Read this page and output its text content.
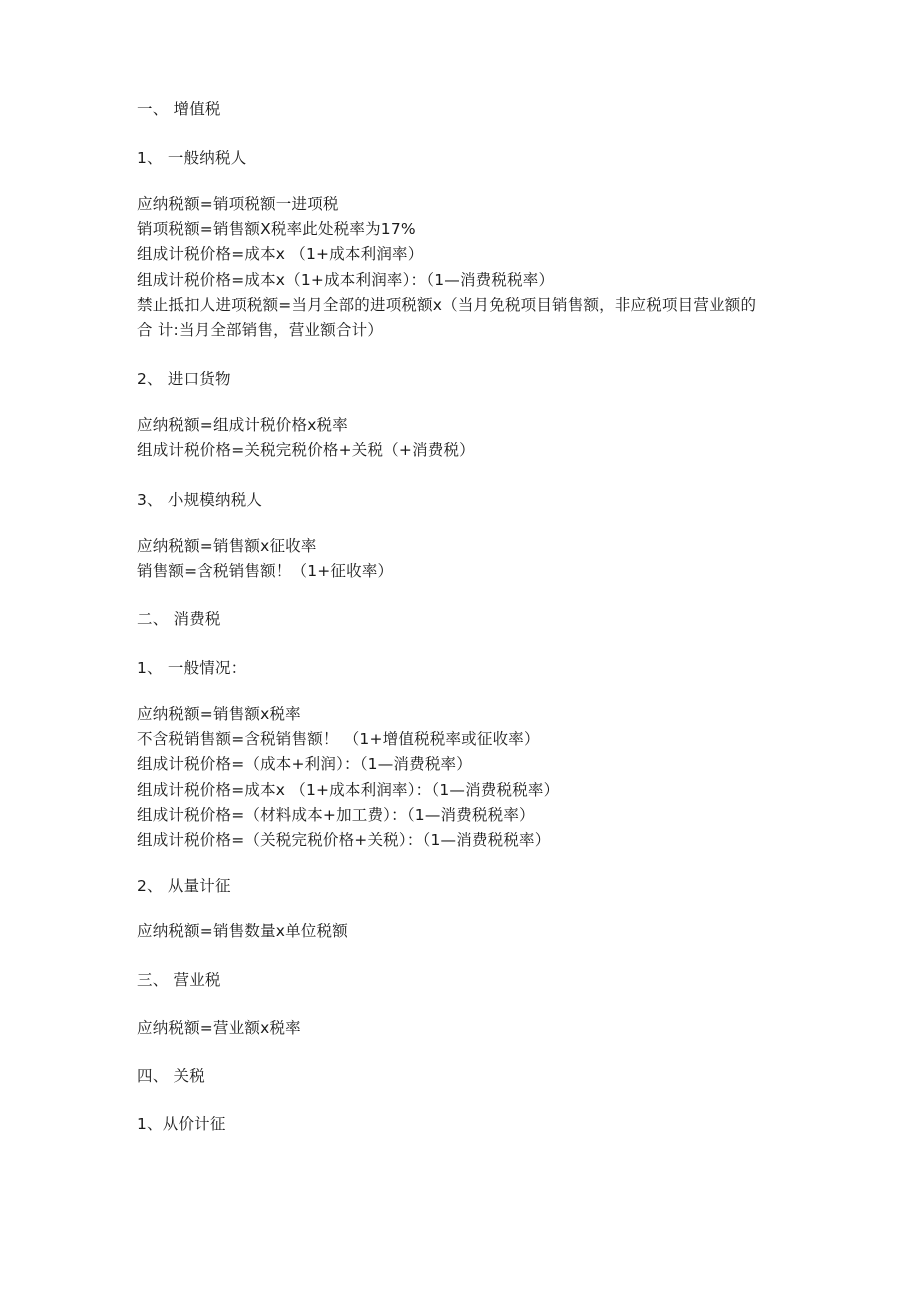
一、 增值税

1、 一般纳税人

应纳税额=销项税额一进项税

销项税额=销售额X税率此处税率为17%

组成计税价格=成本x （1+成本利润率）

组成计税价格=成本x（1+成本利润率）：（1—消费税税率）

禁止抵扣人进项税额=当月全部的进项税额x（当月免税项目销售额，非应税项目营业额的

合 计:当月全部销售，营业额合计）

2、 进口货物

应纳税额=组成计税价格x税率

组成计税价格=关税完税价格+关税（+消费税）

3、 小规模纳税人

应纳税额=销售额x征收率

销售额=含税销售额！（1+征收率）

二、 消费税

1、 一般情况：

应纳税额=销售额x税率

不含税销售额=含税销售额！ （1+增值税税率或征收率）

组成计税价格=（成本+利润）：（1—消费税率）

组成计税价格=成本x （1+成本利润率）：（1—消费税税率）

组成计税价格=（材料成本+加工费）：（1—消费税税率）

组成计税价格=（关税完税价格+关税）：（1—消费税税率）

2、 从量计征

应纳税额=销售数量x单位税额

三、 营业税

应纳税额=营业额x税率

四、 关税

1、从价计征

● ● ● ● ● ● ●

TASK OBJECTIVE | Write the material out again exactly as it appears, dropping the pictures.

WRITTEN ANSWER |
Read this page and output its text content.
一、 增值税

1、 一般纳税人

应纳税额=销项税额一进项税

销项税额=销售额X税率此处税率为17%

组成计税价格=成本x （1+成本利润率）

组成计税价格=成本x（1+成本利润率）：（1—消费税税率）

禁止抵扣人进项税额=当月全部的进项税额x（当月免税项目销售额，非应税项目营业额的

合 计:当月全部销售，营业额合计）

2、 进口货物

应纳税额=组成计税价格x税率

组成计税价格=关税完税价格+关税（+消费税）

3、 小规模纳税人

应纳税额=销售额x征收率

销售额=含税销售额！（1+征收率）

二、 消费税

1、 一般情况：

应纳税额=销售额x税率

不含税销售额=含税销售额！ （1+增值税税率或征收率）

组成计税价格=（成本+利润）：（1—消费税率）

组成计税价格=成本x （1+成本利润率）：（1—消费税税率）

组成计税价格=（材料成本+加工费）：（1—消费税税率）

组成计税价格=（关税完税价格+关税）：（1—消费税税率）

2、 从量计征

应纳税额=销售数量x单位税额

三、 营业税

应纳税额=营业额x税率

四、 关税

1、从价计征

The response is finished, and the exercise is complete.